[Stored records]
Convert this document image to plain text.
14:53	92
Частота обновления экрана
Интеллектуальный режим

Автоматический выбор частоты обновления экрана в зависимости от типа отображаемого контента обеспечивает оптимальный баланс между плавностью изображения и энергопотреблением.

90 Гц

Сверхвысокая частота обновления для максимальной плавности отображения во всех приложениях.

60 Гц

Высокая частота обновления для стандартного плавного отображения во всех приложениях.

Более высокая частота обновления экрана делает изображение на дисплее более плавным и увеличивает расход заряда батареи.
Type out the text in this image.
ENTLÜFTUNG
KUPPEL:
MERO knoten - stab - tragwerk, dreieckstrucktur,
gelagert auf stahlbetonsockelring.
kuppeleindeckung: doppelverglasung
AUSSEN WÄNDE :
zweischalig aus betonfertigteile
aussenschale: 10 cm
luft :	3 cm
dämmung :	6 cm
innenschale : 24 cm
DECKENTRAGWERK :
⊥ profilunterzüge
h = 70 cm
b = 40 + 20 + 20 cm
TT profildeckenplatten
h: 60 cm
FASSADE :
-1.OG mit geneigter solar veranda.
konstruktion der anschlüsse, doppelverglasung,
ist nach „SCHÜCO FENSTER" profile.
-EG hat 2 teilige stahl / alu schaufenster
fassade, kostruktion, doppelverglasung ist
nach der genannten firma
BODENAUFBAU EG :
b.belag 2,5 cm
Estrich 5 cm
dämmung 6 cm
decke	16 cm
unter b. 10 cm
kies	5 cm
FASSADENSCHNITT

→ **PROBLEM**
Copy out every line of the data above, exactly as given.

→ **SOLUTION TO THIS TASK**
Convert this document image to plain text.
14:53	92
Частота обновления экрана
Интеллектуальный режим

Автоматический выбор частоты обновления экрана в зависимости от типа отображаемого контента обеспечивает оптимальный баланс между плавностью изображения и энергопотреблением.

90 Гц

Сверхвысокая частота обновления для максимальной плавности отображения во всех приложениях.

60 Гц

Высокая частота обновления для стандартного плавного отображения во всех приложениях.

Более высокая частота обновления экрана делает изображение на дисплее более плавным и увеличивает расход заряда батареи.
Type out the text in this image.
ENTLÜFTUNG
KUPPEL:
MERO knoten - stab - tragwerk, dreieckstrucktur,
gelagert auf stahlbetonsockelring.
kuppeleindeckung: doppelverglasung
AUSSEN WÄNDE :
zweischalig aus betonfertigteile
aussenschale: 10 cm
luft :	3 cm
dämmung :	6 cm
innenschale : 24 cm
DECKENTRAGWERK :
⊥ profilunterzüge
h = 70 cm
b = 40 + 20 + 20 cm
TT profildeckenplatten
h: 60 cm
FASSADE :
-1.OG mit geneigter solar veranda.
konstruktion der anschlüsse, doppelverglasung,
ist nach „SCHÜCO FENSTER" profile.
-EG hat 2 teilige stahl / alu schaufenster
fassade, kostruktion, doppelverglasung ist
nach der genannten firma
BODENAUFBAU EG :
b.belag 2,5 cm
Estrich 5 cm
dämmung 6 cm
decke	16 cm
unter b. 10 cm
kies	5 cm
FASSADENSCHNITT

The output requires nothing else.